(Entries with figure data)
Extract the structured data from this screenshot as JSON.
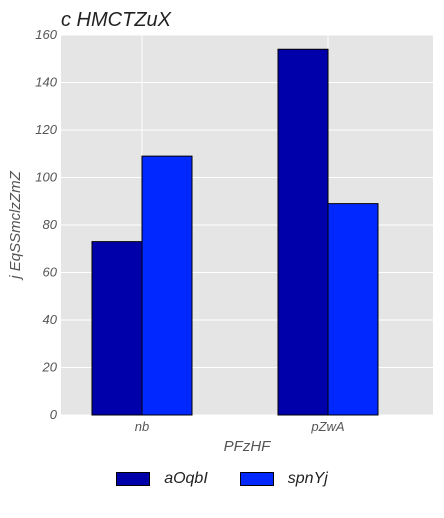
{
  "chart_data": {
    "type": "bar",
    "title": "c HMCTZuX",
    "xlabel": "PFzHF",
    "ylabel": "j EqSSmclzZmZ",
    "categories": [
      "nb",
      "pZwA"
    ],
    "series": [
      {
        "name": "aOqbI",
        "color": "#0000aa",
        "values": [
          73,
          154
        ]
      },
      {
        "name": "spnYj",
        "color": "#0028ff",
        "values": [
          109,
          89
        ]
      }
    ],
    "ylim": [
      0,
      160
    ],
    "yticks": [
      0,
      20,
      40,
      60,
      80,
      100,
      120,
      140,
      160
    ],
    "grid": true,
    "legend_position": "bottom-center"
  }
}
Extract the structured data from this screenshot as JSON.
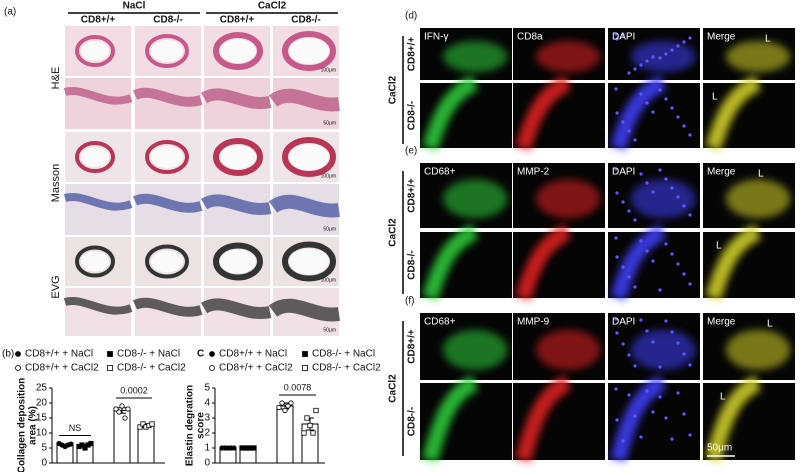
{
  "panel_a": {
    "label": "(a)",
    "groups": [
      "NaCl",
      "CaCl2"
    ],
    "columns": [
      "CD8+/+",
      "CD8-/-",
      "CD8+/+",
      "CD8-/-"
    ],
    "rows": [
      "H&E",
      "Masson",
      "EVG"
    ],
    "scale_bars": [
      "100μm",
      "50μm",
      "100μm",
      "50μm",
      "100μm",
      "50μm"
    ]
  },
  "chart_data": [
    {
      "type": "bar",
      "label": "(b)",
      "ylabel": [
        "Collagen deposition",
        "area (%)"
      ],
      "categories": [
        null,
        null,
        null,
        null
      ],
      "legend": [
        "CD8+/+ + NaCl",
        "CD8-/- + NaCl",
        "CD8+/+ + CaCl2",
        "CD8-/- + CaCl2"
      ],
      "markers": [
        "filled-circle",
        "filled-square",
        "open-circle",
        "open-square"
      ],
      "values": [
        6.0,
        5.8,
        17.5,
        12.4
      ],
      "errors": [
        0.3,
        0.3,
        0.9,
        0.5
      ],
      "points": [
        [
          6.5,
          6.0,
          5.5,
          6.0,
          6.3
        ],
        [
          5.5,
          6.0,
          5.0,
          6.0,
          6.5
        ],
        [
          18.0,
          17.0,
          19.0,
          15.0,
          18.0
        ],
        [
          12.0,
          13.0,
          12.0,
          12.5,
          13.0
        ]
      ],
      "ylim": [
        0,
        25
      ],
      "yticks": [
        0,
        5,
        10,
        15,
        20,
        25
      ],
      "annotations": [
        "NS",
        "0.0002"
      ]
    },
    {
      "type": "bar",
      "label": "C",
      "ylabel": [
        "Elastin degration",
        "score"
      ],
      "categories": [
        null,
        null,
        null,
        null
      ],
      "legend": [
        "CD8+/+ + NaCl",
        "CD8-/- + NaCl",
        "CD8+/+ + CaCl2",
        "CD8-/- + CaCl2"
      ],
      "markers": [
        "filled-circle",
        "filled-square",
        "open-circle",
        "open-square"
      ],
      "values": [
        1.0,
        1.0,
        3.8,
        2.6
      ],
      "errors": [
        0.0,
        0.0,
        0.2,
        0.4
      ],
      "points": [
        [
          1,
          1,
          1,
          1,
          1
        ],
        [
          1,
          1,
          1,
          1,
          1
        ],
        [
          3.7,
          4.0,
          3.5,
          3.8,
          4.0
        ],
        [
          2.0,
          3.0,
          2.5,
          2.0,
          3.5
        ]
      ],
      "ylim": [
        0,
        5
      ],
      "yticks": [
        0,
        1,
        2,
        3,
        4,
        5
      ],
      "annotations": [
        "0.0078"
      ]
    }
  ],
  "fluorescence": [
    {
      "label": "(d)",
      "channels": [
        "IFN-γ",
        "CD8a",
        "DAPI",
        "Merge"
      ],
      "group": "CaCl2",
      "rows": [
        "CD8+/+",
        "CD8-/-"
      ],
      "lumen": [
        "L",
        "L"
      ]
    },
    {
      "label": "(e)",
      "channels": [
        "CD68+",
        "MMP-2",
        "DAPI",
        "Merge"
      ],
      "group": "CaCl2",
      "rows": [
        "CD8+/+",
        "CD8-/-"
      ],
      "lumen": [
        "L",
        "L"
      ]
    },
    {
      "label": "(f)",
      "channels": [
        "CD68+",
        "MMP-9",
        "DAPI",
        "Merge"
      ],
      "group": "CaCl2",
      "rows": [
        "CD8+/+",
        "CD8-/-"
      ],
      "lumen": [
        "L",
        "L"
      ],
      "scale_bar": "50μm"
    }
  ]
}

### Short exercise
Leave out the pictures and transcribe the entries above exactly.

### Result for this exercise
Extract the structured data from this screenshot as JSON.
{
  "chart_data": {
    "type": "bar",
    "title": "c HMCTZuX",
    "xlabel": "PFzHF",
    "ylabel": "j EqSSmclzZmZ",
    "categories": [
      "nb",
      "pZwA"
    ],
    "series": [
      {
        "name": "aOqbI",
        "color": "#0000aa",
        "values": [
          73,
          154
        ]
      },
      {
        "name": "spnYj",
        "color": "#0028ff",
        "values": [
          109,
          89
        ]
      }
    ],
    "ylim": [
      0,
      160
    ],
    "yticks": [
      0,
      20,
      40,
      60,
      80,
      100,
      120,
      140,
      160
    ],
    "grid": true,
    "legend_position": "bottom-center"
  }
}
Extract the structured data from this screenshot as JSON.
{
  "panel_a": {
    "label": "(a)",
    "groups": [
      "NaCl",
      "CaCl2"
    ],
    "columns": [
      "CD8+/+",
      "CD8-/-",
      "CD8+/+",
      "CD8-/-"
    ],
    "rows": [
      "H&E",
      "Masson",
      "EVG"
    ],
    "scale_bars": [
      "100μm",
      "50μm",
      "100μm",
      "50μm",
      "100μm",
      "50μm"
    ]
  },
  "chart_data": [
    {
      "type": "bar",
      "label": "(b)",
      "ylabel": [
        "Collagen deposition",
        "area (%)"
      ],
      "categories": [
        null,
        null,
        null,
        null
      ],
      "legend": [
        "CD8+/+ + NaCl",
        "CD8-/- + NaCl",
        "CD8+/+ + CaCl2",
        "CD8-/- + CaCl2"
      ],
      "markers": [
        "filled-circle",
        "filled-square",
        "open-circle",
        "open-square"
      ],
      "values": [
        6.0,
        5.8,
        17.5,
        12.4
      ],
      "errors": [
        0.3,
        0.3,
        0.9,
        0.5
      ],
      "points": [
        [
          6.5,
          6.0,
          5.5,
          6.0,
          6.3
        ],
        [
          5.5,
          6.0,
          5.0,
          6.0,
          6.5
        ],
        [
          18.0,
          17.0,
          19.0,
          15.0,
          18.0
        ],
        [
          12.0,
          13.0,
          12.0,
          12.5,
          13.0
        ]
      ],
      "ylim": [
        0,
        25
      ],
      "yticks": [
        0,
        5,
        10,
        15,
        20,
        25
      ],
      "annotations": [
        "NS",
        "0.0002"
      ]
    },
    {
      "type": "bar",
      "label": "C",
      "ylabel": [
        "Elastin degration",
        "score"
      ],
      "categories": [
        null,
        null,
        null,
        null
      ],
      "legend": [
        "CD8+/+ + NaCl",
        "CD8-/- + NaCl",
        "CD8+/+ + CaCl2",
        "CD8-/- + CaCl2"
      ],
      "markers": [
        "filled-circle",
        "filled-square",
        "open-circle",
        "open-square"
      ],
      "values": [
        1.0,
        1.0,
        3.8,
        2.6
      ],
      "errors": [
        0.0,
        0.0,
        0.2,
        0.4
      ],
      "points": [
        [
          1,
          1,
          1,
          1,
          1
        ],
        [
          1,
          1,
          1,
          1,
          1
        ],
        [
          3.7,
          4.0,
          3.5,
          3.8,
          4.0
        ],
        [
          2.0,
          3.0,
          2.5,
          2.0,
          3.5
        ]
      ],
      "ylim": [
        0,
        5
      ],
      "yticks": [
        0,
        1,
        2,
        3,
        4,
        5
      ],
      "annotations": [
        "0.0078"
      ]
    }
  ],
  "fluorescence": [
    {
      "label": "(d)",
      "channels": [
        "IFN-γ",
        "CD8a",
        "DAPI",
        "Merge"
      ],
      "group": "CaCl2",
      "rows": [
        "CD8+/+",
        "CD8-/-"
      ],
      "lumen": [
        "L",
        "L"
      ]
    },
    {
      "label": "(e)",
      "channels": [
        "CD68+",
        "MMP-2",
        "DAPI",
        "Merge"
      ],
      "group": "CaCl2",
      "rows": [
        "CD8+/+",
        "CD8-/-"
      ],
      "lumen": [
        "L",
        "L"
      ]
    },
    {
      "label": "(f)",
      "channels": [
        "CD68+",
        "MMP-9",
        "DAPI",
        "Merge"
      ],
      "group": "CaCl2",
      "rows": [
        "CD8+/+",
        "CD8-/-"
      ],
      "lumen": [
        "L",
        "L"
      ],
      "scale_bar": "50μm"
    }
  ]
}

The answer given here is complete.